TO BE DONE:
Copy the lines of the material from the one holding "downloadable-chart-label: Downloadable chart" through the one holding "chart-title: Migrant removals", both included, with every character unchanged.

EXTRACTED DATA:
● ● ● ● ●

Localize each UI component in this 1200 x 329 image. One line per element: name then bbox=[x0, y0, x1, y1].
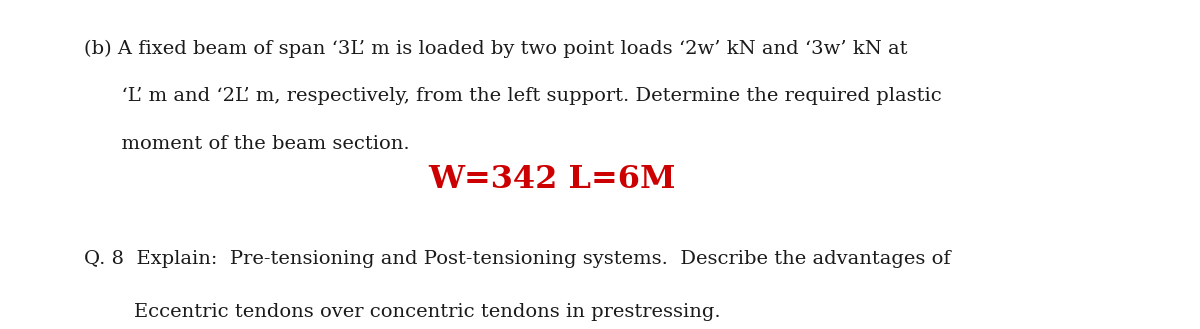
Text: (b) A fixed beam of span ‘3L’ m is loaded by two point loads ‘2w’ kN and ‘3w’ kN: (b) A fixed beam of span ‘3L’ m is loade… bbox=[84, 39, 907, 58]
Text: Q. 8  Explain:  Pre-tensioning and Post-tensioning systems.  Describe the advant: Q. 8 Explain: Pre-tensioning and Post-te… bbox=[84, 250, 950, 268]
Text: Eccentric tendons over concentric tendons in prestressing.: Eccentric tendons over concentric tendon… bbox=[84, 303, 721, 321]
Text: W=342 L=6M: W=342 L=6M bbox=[428, 164, 676, 195]
Text: ‘L’ m and ‘2L’ m, respectively, from the left support. Determine the required pl: ‘L’ m and ‘2L’ m, respectively, from the… bbox=[84, 87, 942, 105]
Text: moment of the beam section.: moment of the beam section. bbox=[84, 135, 409, 153]
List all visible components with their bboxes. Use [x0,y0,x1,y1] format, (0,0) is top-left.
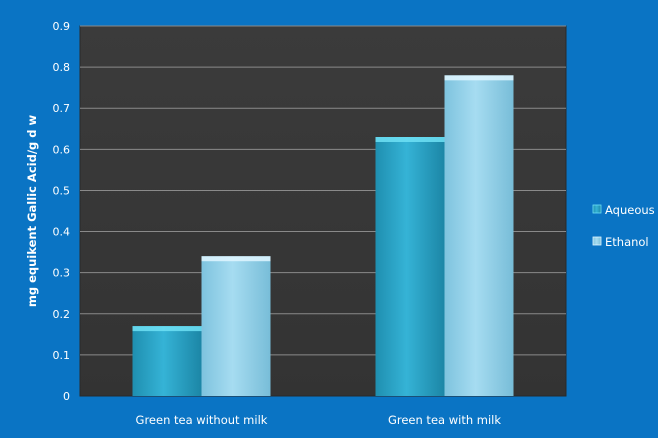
y-tick-label: 0 [63,390,70,403]
y-axis-ticks: 0 0.1 0.2 0.3 0.4 0.5 0.6 0.7 0.8 0.9 [53,20,71,403]
y-tick-label: 0.7 [53,102,71,115]
x-category-label: Green tea without milk [136,413,268,427]
y-tick-label: 0.2 [53,308,71,321]
y-tick-label: 0.3 [53,267,71,280]
y-tick-label: 0.1 [53,349,71,362]
bar-top-cap [444,75,514,81]
legend-swatch-ethanol [592,236,602,246]
bar-top-cap [132,326,202,332]
y-axis-label: mg equikent Gallic Acid/g d w [25,115,39,308]
x-category-label: Green tea with milk [388,413,501,427]
legend-label-ethanol: Ethanol [605,235,649,249]
bar-ethanol-0 [201,256,271,396]
bars [132,75,514,396]
y-tick-label: 0.5 [53,184,71,197]
y-tick-label: 0.8 [53,61,71,74]
bar-top-cap [201,256,271,262]
bar-ethanol-1 [444,75,514,396]
legend: Aqueous Ethanol [592,203,655,249]
x-axis-ticks: Green tea without milk Green tea with mil… [136,413,502,427]
bar-aqueous-1 [375,137,445,396]
y-tick-label: 0.9 [53,20,71,33]
legend-swatch-aqueous [592,204,602,214]
bar-top-cap [375,137,445,142]
y-tick-label: 0.4 [53,226,71,239]
y-tick-label: 0.6 [53,143,71,156]
legend-label-aqueous: Aqueous [605,203,655,217]
bar-aqueous-0 [132,326,202,396]
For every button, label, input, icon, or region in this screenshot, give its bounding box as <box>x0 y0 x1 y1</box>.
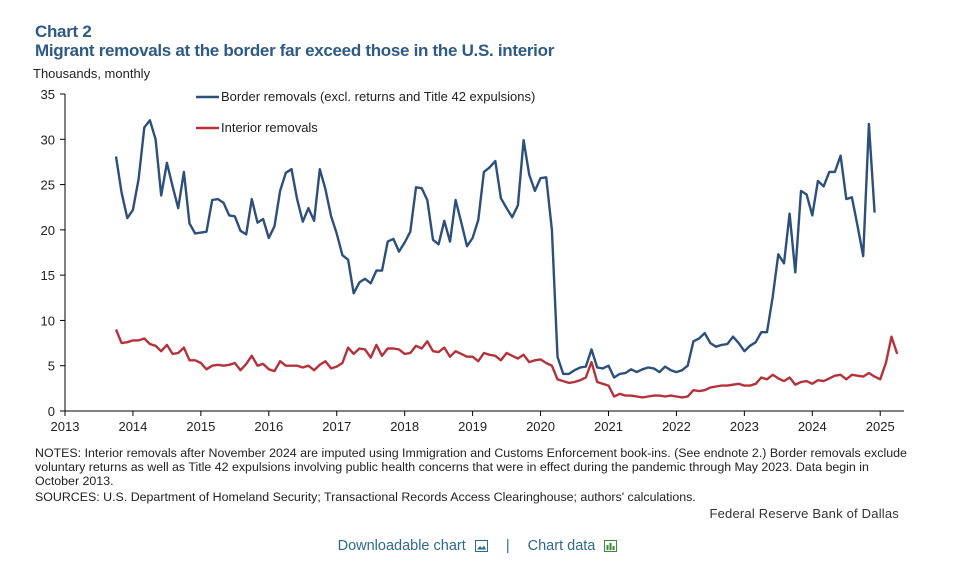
downloadable-chart-label: Downloadable chart <box>337 538 466 554</box>
x-tick-label: 2017 <box>322 419 351 434</box>
footer-links: Downloadable chart | Chart data <box>0 538 955 554</box>
footer-separator: | <box>505 538 510 554</box>
y-tick-label: 35 <box>41 87 55 102</box>
y-tick-label: 10 <box>41 313 55 328</box>
y-tick-label: 25 <box>41 178 55 193</box>
x-tick-label: 2013 <box>51 419 80 434</box>
x-tick-label: 2022 <box>662 419 691 434</box>
x-tick-label: 2023 <box>730 419 759 434</box>
units-label: Thousands, monthly <box>33 66 151 81</box>
x-tick-label: 2020 <box>526 419 555 434</box>
series-line-border-removals <box>114 119 876 379</box>
y-tick-label: 30 <box>41 132 55 147</box>
image-icon <box>474 540 488 552</box>
x-tick-label: 2016 <box>254 419 283 434</box>
y-tick-label: 5 <box>48 359 55 374</box>
chart-data-link[interactable]: Chart data <box>528 538 618 554</box>
chart-label: Chart 2 <box>35 22 92 41</box>
spreadsheet-icon <box>604 540 618 552</box>
notes-text: NOTES: Interior removals after November … <box>35 446 907 488</box>
x-tick-label: 2024 <box>798 419 827 434</box>
publisher-credit: Federal Reserve Bank of Dallas <box>709 506 899 521</box>
x-tick-label: 2021 <box>594 419 623 434</box>
chart-title: Migrant removals at the border far excee… <box>35 41 555 60</box>
chart-data-label: Chart data <box>527 538 596 554</box>
x-tick-label: 2025 <box>866 419 895 434</box>
legend-label-border: Border removals (excl. returns and Title… <box>221 89 535 104</box>
sources-text: SOURCES: U.S. Department of Homeland Sec… <box>35 490 696 504</box>
y-tick-label: 20 <box>41 223 55 238</box>
x-tick-label: 2014 <box>118 419 147 434</box>
downloadable-chart-link[interactable]: Downloadable chart <box>338 538 492 554</box>
x-tick-label: 2015 <box>186 419 215 434</box>
y-tick-label: 0 <box>48 404 55 419</box>
x-tick-label: 2018 <box>390 419 419 434</box>
y-tick-label: 15 <box>41 268 55 283</box>
legend-label-interior: Interior removals <box>221 120 318 135</box>
series-line-interior-removals <box>114 329 899 399</box>
x-tick-label: 2019 <box>458 419 487 434</box>
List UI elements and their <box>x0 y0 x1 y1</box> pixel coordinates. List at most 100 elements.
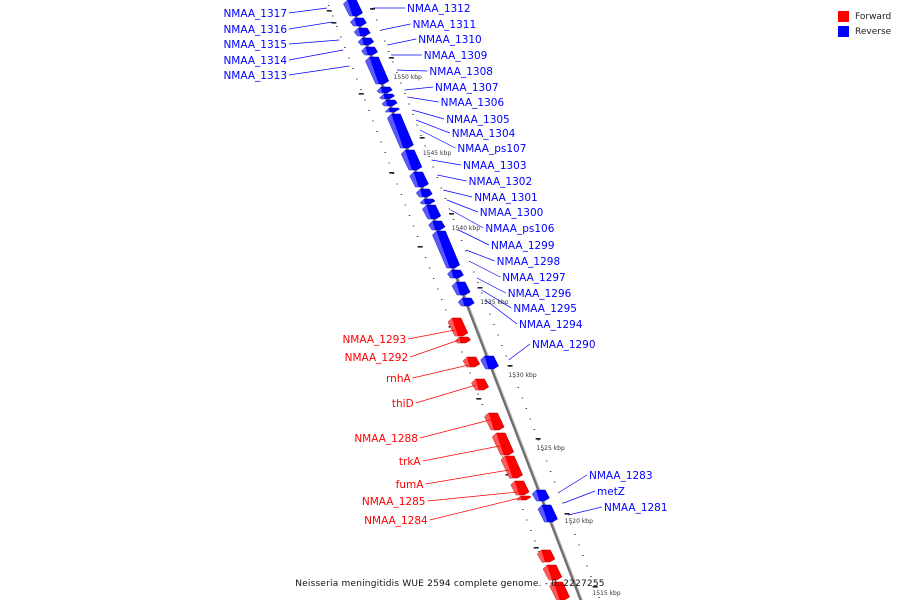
gene-label-nmaa-1309: NMAA_1309 <box>424 50 488 62</box>
major-tick <box>564 513 570 515</box>
major-tick <box>592 586 598 588</box>
reverse-gene-block <box>361 46 378 56</box>
tick-dot <box>356 78 358 80</box>
gene-label-nmaa-1311: NMAA_1311 <box>413 19 477 31</box>
gene-block-highlight <box>537 550 545 562</box>
tick-dot <box>456 229 459 231</box>
legend-label-forward: Forward <box>855 11 892 22</box>
kbp-tick-label: 1545 kbp <box>423 150 451 157</box>
tick-dot <box>469 372 471 374</box>
tick-dot <box>464 250 467 252</box>
major-tick <box>389 172 395 174</box>
gene-block-highlight <box>492 433 504 455</box>
tick-dot <box>460 240 463 241</box>
reverse-gene-block <box>400 149 423 171</box>
gene-label-nmaa-1305: NMAA_1305 <box>446 114 510 126</box>
tick-dot <box>437 288 439 290</box>
gene-labels: NMAA_1317 NMAA_1316 NMAA_1315 NMAA_1314 NMAA… <box>223 3 667 527</box>
forward-gene-block <box>515 495 532 501</box>
reverse-gene-block <box>422 204 442 220</box>
tick-dot <box>582 555 584 556</box>
label-leader <box>416 119 450 134</box>
forward-gene-block <box>462 356 481 368</box>
major-tick <box>419 137 425 139</box>
gene-block-highlight <box>452 282 461 295</box>
tick-dot <box>448 208 451 210</box>
label-leader <box>407 96 439 103</box>
label-leader <box>404 86 434 91</box>
gene-block-highlight <box>510 481 520 495</box>
gene-block-highlight <box>428 221 436 230</box>
major-tick <box>326 10 332 12</box>
label-leader <box>429 497 520 521</box>
kbp-tick-label: 1540 kbp <box>452 225 480 232</box>
label-leader <box>476 277 506 294</box>
label-leader <box>288 65 350 76</box>
gene-block-highlight <box>354 28 361 36</box>
reverse-gene-block <box>379 93 395 100</box>
major-tick <box>331 22 337 24</box>
label-leader <box>288 49 344 61</box>
map-caption: Neisseria meningitidis WUE 2594 complete… <box>295 579 605 589</box>
reverse-gene-block <box>350 17 367 27</box>
tick-dot <box>436 177 439 178</box>
reverse-gene-block <box>457 297 475 307</box>
label-leader <box>563 490 596 504</box>
tick-dot <box>586 565 588 567</box>
gene-label-rnha: rnhA <box>386 373 411 385</box>
tick-dot <box>352 68 354 69</box>
reverse-gene-block <box>415 188 433 198</box>
tick-dot <box>501 456 504 458</box>
tick-dot <box>379 30 382 31</box>
major-tick <box>507 365 513 367</box>
gene-block-highlight <box>447 270 454 278</box>
gene-block-highlight <box>358 38 364 45</box>
label-leader <box>431 159 462 166</box>
tick-dot <box>489 313 491 315</box>
gene-block-highlight <box>381 100 388 106</box>
kbp-tick-label: 1525 kbp <box>537 445 565 452</box>
major-tick <box>370 8 376 10</box>
reverse-gene-block <box>428 220 446 231</box>
tick-dot <box>537 439 540 441</box>
label-leader <box>508 343 531 361</box>
gene-block-highlight <box>422 205 431 219</box>
tick-dot <box>380 141 382 143</box>
tick-dot <box>368 110 370 111</box>
gene-block-highlight <box>420 199 426 204</box>
label-leader <box>419 129 456 149</box>
gene-block-highlight <box>549 582 560 600</box>
reverse-gene-block <box>537 504 558 523</box>
gene-label-nmaa-ps106: NMAA_ps106 <box>485 223 554 235</box>
label-leader <box>437 174 467 182</box>
tick-dot <box>424 145 426 147</box>
tick-dot <box>538 551 540 552</box>
label-leader <box>387 38 417 46</box>
tick-dot <box>541 450 544 451</box>
tick-dot <box>383 40 386 42</box>
tick-dot <box>416 124 418 126</box>
major-tick <box>533 547 539 549</box>
tick-dot <box>412 114 414 115</box>
gene-block-highlight <box>480 356 489 369</box>
tick-dot <box>400 194 403 195</box>
legend: Forward Reverse <box>838 9 891 39</box>
tick-dot <box>428 267 431 269</box>
tick-dot <box>428 156 430 157</box>
tick-dot <box>408 103 410 105</box>
tick-dot <box>344 47 346 48</box>
tick-dot <box>327 5 330 6</box>
gene-label-trka: trkA <box>399 456 422 468</box>
gene-label-nmaa-1315: NMAA_1315 <box>223 39 287 51</box>
gene-block-highlight <box>458 298 465 306</box>
gene-label-thid: thiD <box>392 398 414 410</box>
legend-item-forward: Forward <box>838 9 891 24</box>
gene-label-nmaa-1290: NMAA_1290 <box>532 339 596 351</box>
tick-dot <box>481 292 483 294</box>
gene-label-nmaa-1316: NMAA_1316 <box>223 24 287 36</box>
gene-label-nmaa-1298: NMAA_1298 <box>497 256 561 268</box>
kbp-tick-label: 1535 kbp <box>480 299 508 306</box>
tick-dot <box>404 93 406 94</box>
label-leader <box>443 189 473 198</box>
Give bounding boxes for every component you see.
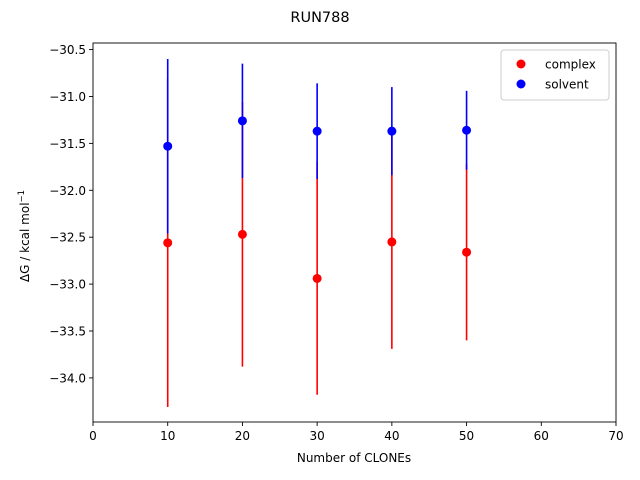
legend-box [500,49,610,101]
y-tick-label: −32.5 [49,231,86,245]
data-point-complex [462,247,472,257]
data-point-solvent [237,116,247,126]
y-tick-label: −30.5 [49,43,86,57]
y-tick-label: −33.5 [49,325,86,339]
x-tick-label: 20 [235,429,250,443]
y-tick-label: −31.5 [49,137,86,151]
x-tick-label: 50 [459,429,474,443]
x-tick-label: 10 [160,429,175,443]
data-point-complex [387,237,397,247]
legend-label-complex: complex [545,58,596,72]
plot-frame [92,42,617,423]
data-point-complex [312,273,322,283]
x-tick-label: 30 [310,429,325,443]
x-tick-label: 40 [384,429,399,443]
x-axis-label: Number of CLONEs [297,451,411,465]
y-tick-label: −34.0 [49,371,86,385]
y-tick-label: −31.0 [49,90,86,104]
plot-area [92,42,617,423]
data-point-complex [237,229,247,239]
legend-marker-complex [516,59,526,69]
data-point-complex [163,238,173,248]
x-tick-label: 70 [608,429,623,443]
legend: complex solvent [500,49,610,101]
legend-label-solvent: solvent [545,78,589,92]
x-tick-label: 60 [534,429,549,443]
data-point-solvent [312,126,322,136]
x-tick-label: 0 [89,429,97,443]
legend-marker-solvent [516,79,526,89]
y-tick-label: −32.0 [49,184,86,198]
y-axis-label-exponent: −1 [17,190,27,203]
x-axis: 0 10 20 30 40 50 60 70 [89,422,624,443]
y-axis-label: ΔG / kcal mol−1 [17,190,32,282]
data-point-solvent [163,141,173,151]
y-axis: −34.0 −33.5 −33.0 −32.5 −32.0 −31.5 −31.0 −30.5 [49,43,93,385]
y-tick-label: −33.0 [49,278,86,292]
y-axis-label-main: ΔG / kcal mol [18,202,32,282]
data-point-solvent [462,125,472,135]
chart-title: RUN788 [290,10,349,26]
data-point-solvent [387,126,397,136]
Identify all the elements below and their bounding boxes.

● ● ● ● ●

RESPONSE TO THIS EXERCISE:
downloadable-chart-label: Downloadable chart <box>337 538 466 554</box>
x-tick-label: 2017 <box>322 419 351 434</box>
footer-links: Downloadable chart | Chart data <box>0 538 955 554</box>
footer-separator: | <box>505 538 510 554</box>
y-tick-label: 35 <box>41 87 55 102</box>
y-tick-label: 10 <box>41 313 55 328</box>
y-tick-label: 25 <box>41 178 55 193</box>
x-tick-label: 2013 <box>51 419 80 434</box>
x-tick-label: 2022 <box>662 419 691 434</box>
x-tick-label: 2023 <box>730 419 759 434</box>
units-label: Thousands, monthly <box>33 66 151 81</box>
x-tick-label: 2020 <box>526 419 555 434</box>
series-line-border-removals <box>114 119 876 379</box>
y-tick-label: 30 <box>41 132 55 147</box>
image-icon <box>474 540 488 552</box>
x-tick-label: 2016 <box>254 419 283 434</box>
y-tick-label: 5 <box>48 359 55 374</box>
chart-data-link[interactable]: Chart data <box>528 538 618 554</box>
chart-label: Chart 2 <box>35 22 92 41</box>
spreadsheet-icon <box>604 540 618 552</box>
notes-text: NOTES: Interior removals after November … <box>35 446 907 488</box>
x-tick-label: 2024 <box>798 419 827 434</box>
publisher-credit: Federal Reserve Bank of Dallas <box>709 506 899 521</box>
x-tick-label: 2021 <box>594 419 623 434</box>
chart-title: Migrant removals at the border far excee… <box>35 41 555 60</box>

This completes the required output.